(Collection entries)
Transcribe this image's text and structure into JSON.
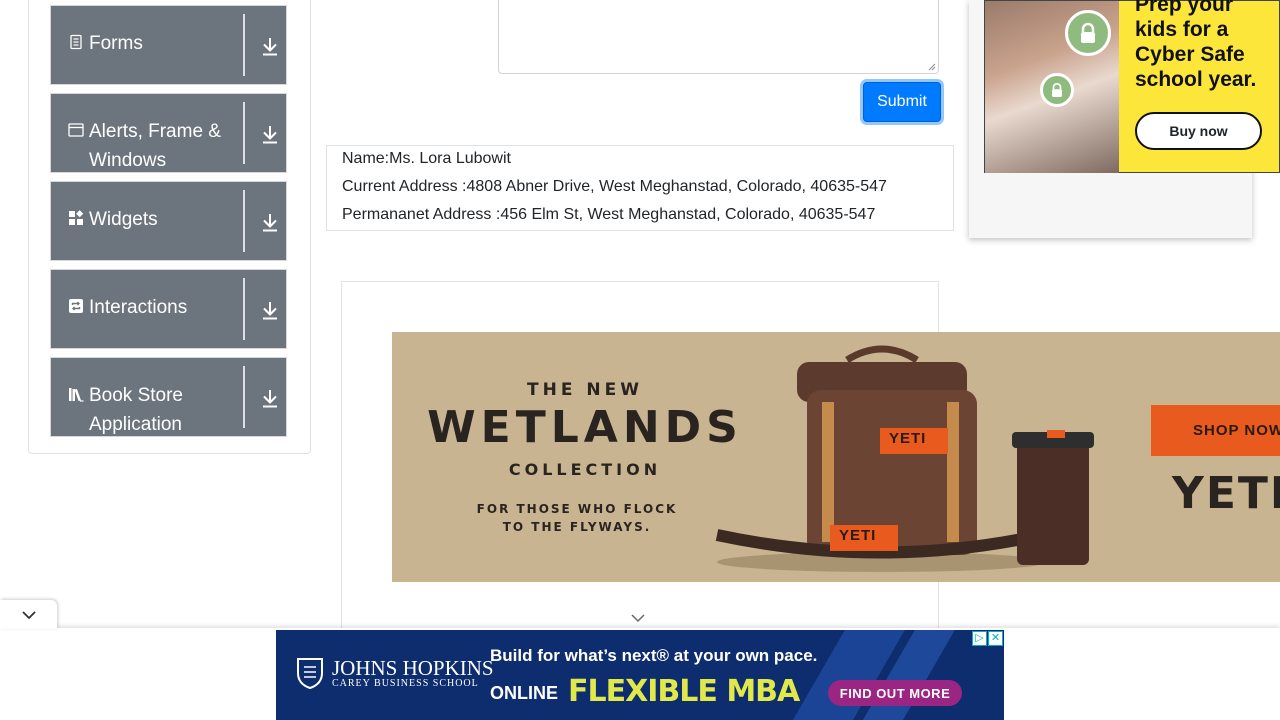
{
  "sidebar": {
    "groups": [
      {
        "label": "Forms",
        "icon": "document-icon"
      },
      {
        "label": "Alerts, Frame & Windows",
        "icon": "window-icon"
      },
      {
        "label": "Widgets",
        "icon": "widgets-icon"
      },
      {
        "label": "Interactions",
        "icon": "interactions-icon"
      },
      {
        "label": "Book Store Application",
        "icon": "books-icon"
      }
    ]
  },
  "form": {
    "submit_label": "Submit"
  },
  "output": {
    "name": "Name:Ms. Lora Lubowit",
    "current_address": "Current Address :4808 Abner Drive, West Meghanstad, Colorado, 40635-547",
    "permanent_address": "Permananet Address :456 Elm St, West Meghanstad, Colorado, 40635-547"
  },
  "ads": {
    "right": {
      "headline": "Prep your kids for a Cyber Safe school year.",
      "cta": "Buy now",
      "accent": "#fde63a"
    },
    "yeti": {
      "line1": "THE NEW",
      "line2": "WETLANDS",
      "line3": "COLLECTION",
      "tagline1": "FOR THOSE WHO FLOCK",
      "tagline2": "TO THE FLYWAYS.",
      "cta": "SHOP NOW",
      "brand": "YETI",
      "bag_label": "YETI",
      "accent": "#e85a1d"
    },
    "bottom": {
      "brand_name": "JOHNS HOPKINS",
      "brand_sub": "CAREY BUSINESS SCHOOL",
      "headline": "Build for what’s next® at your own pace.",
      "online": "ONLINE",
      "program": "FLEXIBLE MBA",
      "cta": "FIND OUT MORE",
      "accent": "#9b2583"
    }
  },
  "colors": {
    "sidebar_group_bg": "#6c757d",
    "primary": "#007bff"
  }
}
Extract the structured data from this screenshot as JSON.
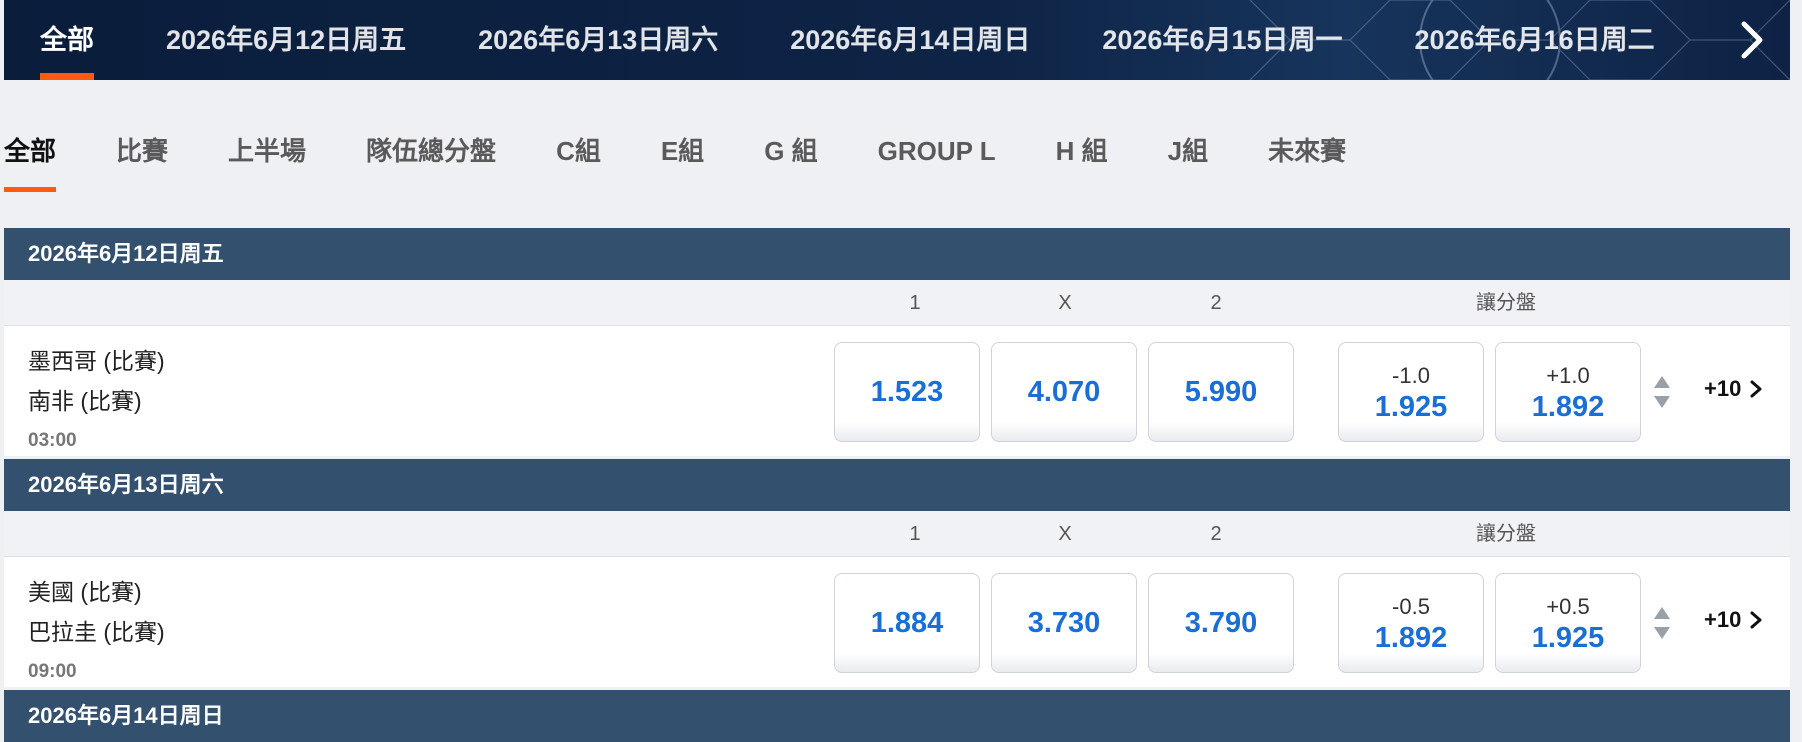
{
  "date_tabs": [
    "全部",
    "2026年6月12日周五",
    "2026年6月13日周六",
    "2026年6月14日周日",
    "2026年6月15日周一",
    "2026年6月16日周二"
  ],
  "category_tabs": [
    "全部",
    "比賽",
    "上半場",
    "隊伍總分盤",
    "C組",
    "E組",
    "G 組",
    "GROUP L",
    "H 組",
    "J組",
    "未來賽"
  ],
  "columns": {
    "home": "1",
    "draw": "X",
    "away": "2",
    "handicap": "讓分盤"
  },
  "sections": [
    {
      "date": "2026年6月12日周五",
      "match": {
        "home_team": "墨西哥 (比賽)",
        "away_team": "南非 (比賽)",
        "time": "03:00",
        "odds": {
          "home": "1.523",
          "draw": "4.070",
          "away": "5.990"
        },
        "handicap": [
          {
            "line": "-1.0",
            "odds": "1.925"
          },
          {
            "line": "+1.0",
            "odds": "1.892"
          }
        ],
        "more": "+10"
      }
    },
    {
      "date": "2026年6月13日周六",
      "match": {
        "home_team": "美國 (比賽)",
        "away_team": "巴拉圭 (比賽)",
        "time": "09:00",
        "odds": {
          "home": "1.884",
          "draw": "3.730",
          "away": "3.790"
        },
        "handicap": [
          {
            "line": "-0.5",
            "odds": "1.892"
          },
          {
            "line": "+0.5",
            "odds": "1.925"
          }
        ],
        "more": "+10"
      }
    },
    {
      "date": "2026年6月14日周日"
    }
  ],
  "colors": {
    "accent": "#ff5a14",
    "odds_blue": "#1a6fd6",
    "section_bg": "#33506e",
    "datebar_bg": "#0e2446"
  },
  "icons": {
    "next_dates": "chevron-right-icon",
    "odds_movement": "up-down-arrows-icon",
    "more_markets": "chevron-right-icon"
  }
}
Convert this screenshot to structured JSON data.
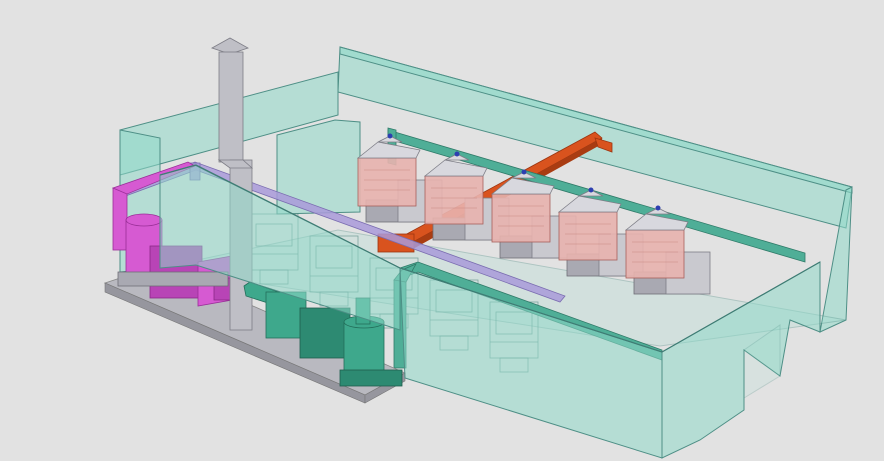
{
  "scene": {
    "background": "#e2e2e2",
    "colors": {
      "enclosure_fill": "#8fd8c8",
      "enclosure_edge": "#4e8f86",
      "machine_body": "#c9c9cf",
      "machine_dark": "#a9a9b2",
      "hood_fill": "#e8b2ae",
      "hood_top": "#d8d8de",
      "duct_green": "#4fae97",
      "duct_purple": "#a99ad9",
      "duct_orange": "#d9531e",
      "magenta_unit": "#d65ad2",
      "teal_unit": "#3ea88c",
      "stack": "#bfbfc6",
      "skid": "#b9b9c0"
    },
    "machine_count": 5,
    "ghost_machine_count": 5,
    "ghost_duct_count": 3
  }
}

PROBLEM REQUIREMENTS » Tally every line of the listing that holds the string "this", then give the number by itself.

COMPLETE OUTPUT » 3